Search the material for the string "color" and copy each line where it occurs.

(Recorded data)

....

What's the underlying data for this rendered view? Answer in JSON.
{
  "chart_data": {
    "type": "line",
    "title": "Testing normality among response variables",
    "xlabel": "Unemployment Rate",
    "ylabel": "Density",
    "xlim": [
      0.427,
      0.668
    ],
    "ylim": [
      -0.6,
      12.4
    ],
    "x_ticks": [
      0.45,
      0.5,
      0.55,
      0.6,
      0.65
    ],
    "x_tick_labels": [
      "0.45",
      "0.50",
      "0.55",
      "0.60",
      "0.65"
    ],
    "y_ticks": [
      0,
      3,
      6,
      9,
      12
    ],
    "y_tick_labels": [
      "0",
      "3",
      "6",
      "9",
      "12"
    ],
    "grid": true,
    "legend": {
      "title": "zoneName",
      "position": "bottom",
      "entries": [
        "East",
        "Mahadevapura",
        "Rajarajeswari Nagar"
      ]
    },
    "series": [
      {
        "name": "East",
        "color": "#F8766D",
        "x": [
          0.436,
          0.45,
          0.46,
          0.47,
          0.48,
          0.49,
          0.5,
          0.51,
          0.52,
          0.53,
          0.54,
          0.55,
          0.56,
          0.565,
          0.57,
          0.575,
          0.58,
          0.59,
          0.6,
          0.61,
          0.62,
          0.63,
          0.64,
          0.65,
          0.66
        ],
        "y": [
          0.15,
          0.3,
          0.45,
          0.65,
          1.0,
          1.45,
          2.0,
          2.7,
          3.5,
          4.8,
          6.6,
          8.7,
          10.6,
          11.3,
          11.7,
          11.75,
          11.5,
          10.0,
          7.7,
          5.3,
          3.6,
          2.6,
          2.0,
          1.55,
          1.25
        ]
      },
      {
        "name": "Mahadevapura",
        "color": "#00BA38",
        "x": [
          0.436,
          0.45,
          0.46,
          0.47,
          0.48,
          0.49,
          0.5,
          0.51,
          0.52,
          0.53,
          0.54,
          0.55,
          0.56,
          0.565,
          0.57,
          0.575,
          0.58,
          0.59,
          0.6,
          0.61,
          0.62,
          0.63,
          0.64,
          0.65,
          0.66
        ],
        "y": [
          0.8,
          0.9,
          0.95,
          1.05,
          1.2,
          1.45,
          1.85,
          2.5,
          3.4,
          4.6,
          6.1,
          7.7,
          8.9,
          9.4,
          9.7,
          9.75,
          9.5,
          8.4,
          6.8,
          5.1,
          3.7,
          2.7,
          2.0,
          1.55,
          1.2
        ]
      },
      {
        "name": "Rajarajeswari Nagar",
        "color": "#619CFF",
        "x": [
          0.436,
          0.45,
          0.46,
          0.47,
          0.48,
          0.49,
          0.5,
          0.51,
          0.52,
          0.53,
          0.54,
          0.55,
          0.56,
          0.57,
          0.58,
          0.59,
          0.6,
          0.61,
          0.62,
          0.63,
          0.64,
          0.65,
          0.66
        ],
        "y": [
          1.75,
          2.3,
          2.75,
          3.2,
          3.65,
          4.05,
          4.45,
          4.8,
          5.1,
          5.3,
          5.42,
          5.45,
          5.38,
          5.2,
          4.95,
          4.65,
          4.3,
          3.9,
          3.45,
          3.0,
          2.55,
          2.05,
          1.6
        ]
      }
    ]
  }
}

....

(Response to this exercise)
        "color": "#F8766D",
        "color": "#00BA38",
        "color": "#619CFF",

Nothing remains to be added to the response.